PROBLEM TO SOLVE » Output every line of the data exactly as it appears.

— start of ENTRIES —

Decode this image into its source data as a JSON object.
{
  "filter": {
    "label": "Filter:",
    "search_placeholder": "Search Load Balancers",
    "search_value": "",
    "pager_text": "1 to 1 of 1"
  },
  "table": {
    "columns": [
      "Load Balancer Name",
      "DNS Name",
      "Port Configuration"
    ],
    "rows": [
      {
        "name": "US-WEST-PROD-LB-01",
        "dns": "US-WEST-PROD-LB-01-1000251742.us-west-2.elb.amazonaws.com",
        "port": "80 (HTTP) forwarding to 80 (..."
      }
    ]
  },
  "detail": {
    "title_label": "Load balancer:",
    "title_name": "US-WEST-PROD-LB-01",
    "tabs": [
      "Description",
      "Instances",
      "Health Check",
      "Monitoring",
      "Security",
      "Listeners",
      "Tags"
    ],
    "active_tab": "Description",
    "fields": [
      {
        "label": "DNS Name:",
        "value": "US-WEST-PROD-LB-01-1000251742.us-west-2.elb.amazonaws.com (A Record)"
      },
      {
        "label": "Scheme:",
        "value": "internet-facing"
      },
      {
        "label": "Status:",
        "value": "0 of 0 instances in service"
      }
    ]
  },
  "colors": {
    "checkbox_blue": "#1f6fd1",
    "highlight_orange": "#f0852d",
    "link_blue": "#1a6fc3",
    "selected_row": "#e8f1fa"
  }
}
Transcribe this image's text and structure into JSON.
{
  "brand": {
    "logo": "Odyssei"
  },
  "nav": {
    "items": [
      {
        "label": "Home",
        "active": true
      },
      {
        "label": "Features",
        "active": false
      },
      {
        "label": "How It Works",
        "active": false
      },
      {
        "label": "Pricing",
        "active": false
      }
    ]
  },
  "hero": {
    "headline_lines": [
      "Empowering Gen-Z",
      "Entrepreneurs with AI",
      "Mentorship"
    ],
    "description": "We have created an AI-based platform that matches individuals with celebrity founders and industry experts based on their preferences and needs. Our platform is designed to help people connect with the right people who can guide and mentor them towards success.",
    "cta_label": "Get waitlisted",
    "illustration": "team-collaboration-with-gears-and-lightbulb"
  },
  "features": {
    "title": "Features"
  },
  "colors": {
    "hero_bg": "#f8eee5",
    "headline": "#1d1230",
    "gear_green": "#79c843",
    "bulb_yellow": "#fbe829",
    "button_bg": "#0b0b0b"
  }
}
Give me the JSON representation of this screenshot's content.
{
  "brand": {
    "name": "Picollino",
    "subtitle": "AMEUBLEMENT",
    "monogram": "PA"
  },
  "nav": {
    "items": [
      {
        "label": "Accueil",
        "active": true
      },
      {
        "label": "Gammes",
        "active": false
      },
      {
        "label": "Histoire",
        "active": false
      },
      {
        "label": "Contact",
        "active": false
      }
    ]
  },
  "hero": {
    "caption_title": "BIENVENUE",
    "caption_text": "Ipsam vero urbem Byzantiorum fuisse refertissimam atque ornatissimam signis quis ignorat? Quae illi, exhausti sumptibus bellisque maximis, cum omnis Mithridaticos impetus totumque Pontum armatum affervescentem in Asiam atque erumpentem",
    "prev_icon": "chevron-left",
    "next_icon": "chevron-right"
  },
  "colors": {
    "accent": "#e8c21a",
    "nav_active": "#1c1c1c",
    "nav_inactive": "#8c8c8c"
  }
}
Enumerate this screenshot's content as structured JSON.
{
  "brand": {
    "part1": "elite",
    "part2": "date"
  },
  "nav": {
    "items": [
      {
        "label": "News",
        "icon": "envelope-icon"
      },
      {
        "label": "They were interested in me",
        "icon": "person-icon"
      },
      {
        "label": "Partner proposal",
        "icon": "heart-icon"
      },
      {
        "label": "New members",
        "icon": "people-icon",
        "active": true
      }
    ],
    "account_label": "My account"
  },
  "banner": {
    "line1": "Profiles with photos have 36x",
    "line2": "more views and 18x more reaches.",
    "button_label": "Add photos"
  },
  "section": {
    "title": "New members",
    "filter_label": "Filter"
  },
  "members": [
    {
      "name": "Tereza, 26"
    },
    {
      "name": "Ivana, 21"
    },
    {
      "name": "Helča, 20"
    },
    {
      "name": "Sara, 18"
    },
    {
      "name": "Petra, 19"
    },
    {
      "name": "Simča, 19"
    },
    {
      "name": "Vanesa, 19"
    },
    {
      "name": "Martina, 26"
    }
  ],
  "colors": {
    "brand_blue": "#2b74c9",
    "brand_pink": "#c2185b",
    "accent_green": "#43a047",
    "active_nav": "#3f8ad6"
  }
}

— end of ENTRIES —

RESULT OF THIS TASK »
Decode this image into its source data as a JSON object.
{
  "filter": {
    "label": "Filter:",
    "search_placeholder": "Search Load Balancers",
    "search_value": "",
    "pager_text": "1 to 1 of 1"
  },
  "table": {
    "columns": [
      "Load Balancer Name",
      "DNS Name",
      "Port Configuration"
    ],
    "rows": [
      {
        "name": "US-WEST-PROD-LB-01",
        "dns": "US-WEST-PROD-LB-01-1000251742.us-west-2.elb.amazonaws.com",
        "port": "80 (HTTP) forwarding to 80 (..."
      }
    ]
  },
  "detail": {
    "title_label": "Load balancer:",
    "title_name": "US-WEST-PROD-LB-01",
    "tabs": [
      "Description",
      "Instances",
      "Health Check",
      "Monitoring",
      "Security",
      "Listeners",
      "Tags"
    ],
    "active_tab": "Description",
    "fields": [
      {
        "label": "DNS Name:",
        "value": "US-WEST-PROD-LB-01-1000251742.us-west-2.elb.amazonaws.com (A Record)"
      },
      {
        "label": "Scheme:",
        "value": "internet-facing"
      },
      {
        "label": "Status:",
        "value": "0 of 0 instances in service"
      }
    ]
  },
  "colors": {
    "checkbox_blue": "#1f6fd1",
    "highlight_orange": "#f0852d",
    "link_blue": "#1a6fc3",
    "selected_row": "#e8f1fa"
  }
}
Transcribe this image's text and structure into JSON.
{
  "brand": {
    "logo": "Odyssei"
  },
  "nav": {
    "items": [
      {
        "label": "Home",
        "active": true
      },
      {
        "label": "Features",
        "active": false
      },
      {
        "label": "How It Works",
        "active": false
      },
      {
        "label": "Pricing",
        "active": false
      }
    ]
  },
  "hero": {
    "headline_lines": [
      "Empowering Gen-Z",
      "Entrepreneurs with AI",
      "Mentorship"
    ],
    "description": "We have created an AI-based platform that matches individuals with celebrity founders and industry experts based on their preferences and needs. Our platform is designed to help people connect with the right people who can guide and mentor them towards success.",
    "cta_label": "Get waitlisted",
    "illustration": "team-collaboration-with-gears-and-lightbulb"
  },
  "features": {
    "title": "Features"
  },
  "colors": {
    "hero_bg": "#f8eee5",
    "headline": "#1d1230",
    "gear_green": "#79c843",
    "bulb_yellow": "#fbe829",
    "button_bg": "#0b0b0b"
  }
}
Give me the JSON representation of this screenshot's content.
{
  "brand": {
    "name": "Picollino",
    "subtitle": "AMEUBLEMENT",
    "monogram": "PA"
  },
  "nav": {
    "items": [
      {
        "label": "Accueil",
        "active": true
      },
      {
        "label": "Gammes",
        "active": false
      },
      {
        "label": "Histoire",
        "active": false
      },
      {
        "label": "Contact",
        "active": false
      }
    ]
  },
  "hero": {
    "caption_title": "BIENVENUE",
    "caption_text": "Ipsam vero urbem Byzantiorum fuisse refertissimam atque ornatissimam signis quis ignorat? Quae illi, exhausti sumptibus bellisque maximis, cum omnis Mithridaticos impetus totumque Pontum armatum affervescentem in Asiam atque erumpentem",
    "prev_icon": "chevron-left",
    "next_icon": "chevron-right"
  },
  "colors": {
    "accent": "#e8c21a",
    "nav_active": "#1c1c1c",
    "nav_inactive": "#8c8c8c"
  }
}
Enumerate this screenshot's content as structured JSON.
{
  "brand": {
    "part1": "elite",
    "part2": "date"
  },
  "nav": {
    "items": [
      {
        "label": "News",
        "icon": "envelope-icon"
      },
      {
        "label": "They were interested in me",
        "icon": "person-icon"
      },
      {
        "label": "Partner proposal",
        "icon": "heart-icon"
      },
      {
        "label": "New members",
        "icon": "people-icon",
        "active": true
      }
    ],
    "account_label": "My account"
  },
  "banner": {
    "line1": "Profiles with photos have 36x",
    "line2": "more views and 18x more reaches.",
    "button_label": "Add photos"
  },
  "section": {
    "title": "New members",
    "filter_label": "Filter"
  },
  "members": [
    {
      "name": "Tereza, 26"
    },
    {
      "name": "Ivana, 21"
    },
    {
      "name": "Helča, 20"
    },
    {
      "name": "Sara, 18"
    },
    {
      "name": "Petra, 19"
    },
    {
      "name": "Simča, 19"
    },
    {
      "name": "Vanesa, 19"
    },
    {
      "name": "Martina, 26"
    }
  ],
  "colors": {
    "brand_blue": "#2b74c9",
    "brand_pink": "#c2185b",
    "accent_green": "#43a047",
    "active_nav": "#3f8ad6"
  }
}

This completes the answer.